* start *

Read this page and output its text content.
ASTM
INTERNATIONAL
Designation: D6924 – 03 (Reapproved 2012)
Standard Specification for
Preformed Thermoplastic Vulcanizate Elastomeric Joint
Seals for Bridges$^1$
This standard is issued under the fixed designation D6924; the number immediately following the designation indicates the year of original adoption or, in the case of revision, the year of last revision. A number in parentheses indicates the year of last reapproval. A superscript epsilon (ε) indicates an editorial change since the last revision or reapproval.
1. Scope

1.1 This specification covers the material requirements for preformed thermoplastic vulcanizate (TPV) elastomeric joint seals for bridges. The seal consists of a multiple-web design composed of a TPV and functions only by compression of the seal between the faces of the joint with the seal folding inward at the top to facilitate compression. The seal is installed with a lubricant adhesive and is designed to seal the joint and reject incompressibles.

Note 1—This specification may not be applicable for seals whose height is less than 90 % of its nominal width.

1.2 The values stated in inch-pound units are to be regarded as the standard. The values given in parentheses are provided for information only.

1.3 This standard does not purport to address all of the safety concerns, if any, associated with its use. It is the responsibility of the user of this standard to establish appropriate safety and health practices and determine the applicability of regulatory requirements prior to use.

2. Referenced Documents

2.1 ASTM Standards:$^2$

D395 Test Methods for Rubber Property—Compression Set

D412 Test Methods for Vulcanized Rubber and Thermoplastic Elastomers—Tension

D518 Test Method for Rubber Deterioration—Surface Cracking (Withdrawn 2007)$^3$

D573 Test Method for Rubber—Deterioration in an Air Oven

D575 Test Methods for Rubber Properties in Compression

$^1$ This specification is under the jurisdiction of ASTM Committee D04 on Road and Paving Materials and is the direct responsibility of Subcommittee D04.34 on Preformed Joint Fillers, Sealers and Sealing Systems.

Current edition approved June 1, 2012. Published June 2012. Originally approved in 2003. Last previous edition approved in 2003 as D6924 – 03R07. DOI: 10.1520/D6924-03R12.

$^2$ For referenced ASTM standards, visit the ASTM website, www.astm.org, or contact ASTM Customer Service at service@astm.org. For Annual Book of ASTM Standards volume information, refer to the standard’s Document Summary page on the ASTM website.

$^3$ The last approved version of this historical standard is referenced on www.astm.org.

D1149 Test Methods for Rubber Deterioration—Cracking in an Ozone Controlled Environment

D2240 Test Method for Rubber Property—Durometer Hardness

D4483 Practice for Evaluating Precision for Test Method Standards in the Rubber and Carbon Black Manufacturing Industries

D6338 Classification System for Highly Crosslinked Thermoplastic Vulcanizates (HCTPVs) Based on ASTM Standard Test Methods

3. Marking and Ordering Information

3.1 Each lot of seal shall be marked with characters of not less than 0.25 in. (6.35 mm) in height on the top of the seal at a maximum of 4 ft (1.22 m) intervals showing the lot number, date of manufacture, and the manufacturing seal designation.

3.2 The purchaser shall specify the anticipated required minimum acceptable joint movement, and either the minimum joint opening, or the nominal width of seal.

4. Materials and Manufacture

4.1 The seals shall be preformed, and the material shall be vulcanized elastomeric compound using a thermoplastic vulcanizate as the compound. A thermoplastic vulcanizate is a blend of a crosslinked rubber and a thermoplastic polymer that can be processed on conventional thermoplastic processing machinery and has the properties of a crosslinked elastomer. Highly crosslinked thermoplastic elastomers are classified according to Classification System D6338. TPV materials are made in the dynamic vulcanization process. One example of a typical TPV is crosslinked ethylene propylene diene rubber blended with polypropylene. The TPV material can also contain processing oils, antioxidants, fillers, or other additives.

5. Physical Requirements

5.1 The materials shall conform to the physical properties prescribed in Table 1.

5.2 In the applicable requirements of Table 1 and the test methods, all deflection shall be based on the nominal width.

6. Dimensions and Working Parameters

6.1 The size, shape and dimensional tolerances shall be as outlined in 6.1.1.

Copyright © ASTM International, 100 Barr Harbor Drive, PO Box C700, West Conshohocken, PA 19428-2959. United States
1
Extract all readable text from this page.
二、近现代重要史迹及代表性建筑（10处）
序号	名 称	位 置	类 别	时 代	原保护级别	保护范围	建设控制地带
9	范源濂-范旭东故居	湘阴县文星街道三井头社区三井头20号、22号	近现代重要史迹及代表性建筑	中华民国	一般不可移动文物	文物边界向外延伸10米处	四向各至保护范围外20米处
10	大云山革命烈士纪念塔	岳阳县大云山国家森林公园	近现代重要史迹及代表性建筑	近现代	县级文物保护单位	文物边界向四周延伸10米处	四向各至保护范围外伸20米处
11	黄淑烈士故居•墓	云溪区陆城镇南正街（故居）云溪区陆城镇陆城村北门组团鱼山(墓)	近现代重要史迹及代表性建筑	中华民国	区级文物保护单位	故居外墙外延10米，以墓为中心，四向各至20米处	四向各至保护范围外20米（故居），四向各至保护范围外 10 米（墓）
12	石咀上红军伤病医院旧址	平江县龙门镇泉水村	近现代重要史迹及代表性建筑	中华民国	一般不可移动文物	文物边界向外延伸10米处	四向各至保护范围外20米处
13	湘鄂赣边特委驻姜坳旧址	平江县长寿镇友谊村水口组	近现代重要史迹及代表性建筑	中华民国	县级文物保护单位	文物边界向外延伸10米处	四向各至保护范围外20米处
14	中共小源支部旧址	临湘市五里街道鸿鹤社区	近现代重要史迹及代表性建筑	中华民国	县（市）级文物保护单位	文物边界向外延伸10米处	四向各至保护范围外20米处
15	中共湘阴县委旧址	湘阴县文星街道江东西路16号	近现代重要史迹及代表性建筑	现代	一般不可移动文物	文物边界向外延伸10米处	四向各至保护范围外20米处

* end *
* start *

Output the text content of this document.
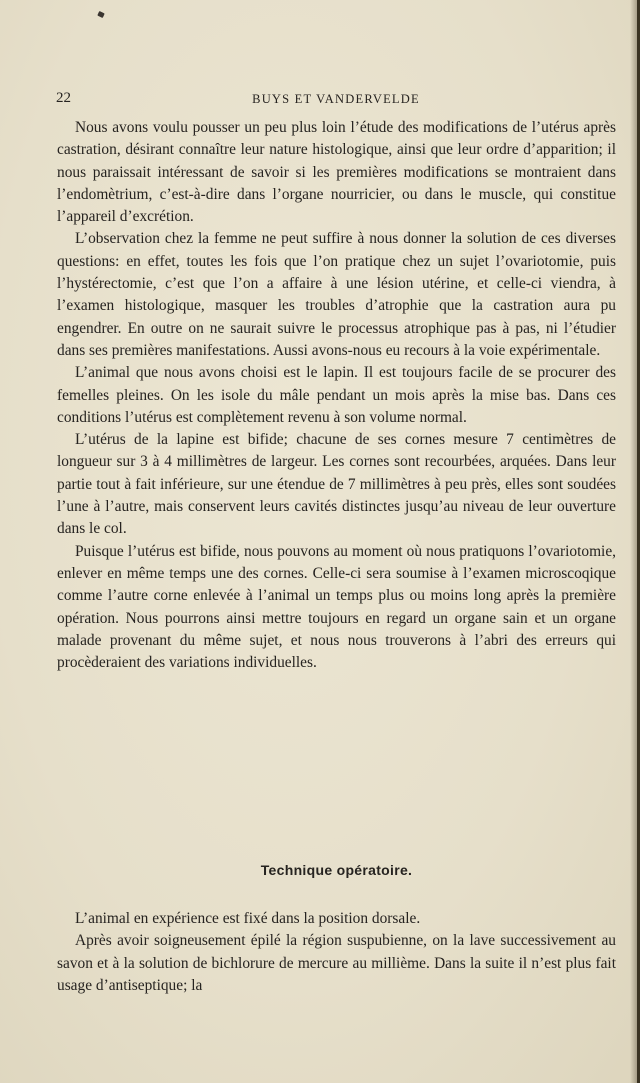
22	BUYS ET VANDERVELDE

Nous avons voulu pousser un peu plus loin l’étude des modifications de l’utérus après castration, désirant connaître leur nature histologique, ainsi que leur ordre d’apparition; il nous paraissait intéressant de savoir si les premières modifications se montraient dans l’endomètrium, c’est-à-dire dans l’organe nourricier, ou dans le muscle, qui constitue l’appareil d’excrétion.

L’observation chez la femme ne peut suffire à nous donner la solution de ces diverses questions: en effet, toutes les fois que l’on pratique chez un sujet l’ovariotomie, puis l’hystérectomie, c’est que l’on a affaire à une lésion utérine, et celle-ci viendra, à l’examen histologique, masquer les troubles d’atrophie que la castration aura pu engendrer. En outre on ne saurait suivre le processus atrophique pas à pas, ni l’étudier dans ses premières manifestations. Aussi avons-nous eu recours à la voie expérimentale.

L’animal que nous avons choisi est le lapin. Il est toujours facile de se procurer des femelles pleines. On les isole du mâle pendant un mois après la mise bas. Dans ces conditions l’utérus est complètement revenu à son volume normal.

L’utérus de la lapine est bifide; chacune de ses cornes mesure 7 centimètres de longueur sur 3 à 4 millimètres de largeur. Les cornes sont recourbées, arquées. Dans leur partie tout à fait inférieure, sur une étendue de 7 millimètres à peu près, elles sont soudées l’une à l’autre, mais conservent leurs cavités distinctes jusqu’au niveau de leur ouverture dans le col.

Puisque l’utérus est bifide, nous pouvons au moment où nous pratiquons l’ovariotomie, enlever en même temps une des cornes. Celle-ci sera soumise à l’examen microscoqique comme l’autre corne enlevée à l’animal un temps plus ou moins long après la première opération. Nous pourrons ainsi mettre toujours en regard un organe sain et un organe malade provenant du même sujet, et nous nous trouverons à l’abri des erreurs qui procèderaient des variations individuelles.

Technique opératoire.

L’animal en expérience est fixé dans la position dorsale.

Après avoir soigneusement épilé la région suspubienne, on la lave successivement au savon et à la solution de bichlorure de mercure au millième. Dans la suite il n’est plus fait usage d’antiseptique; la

* end *

Directive: Copy each line of the records above that carries the word "Property".

Complete response:
D395 Test Methods for Rubber Property—Compression Set
D2240 Test Method for Rubber Property—Durometer Hardness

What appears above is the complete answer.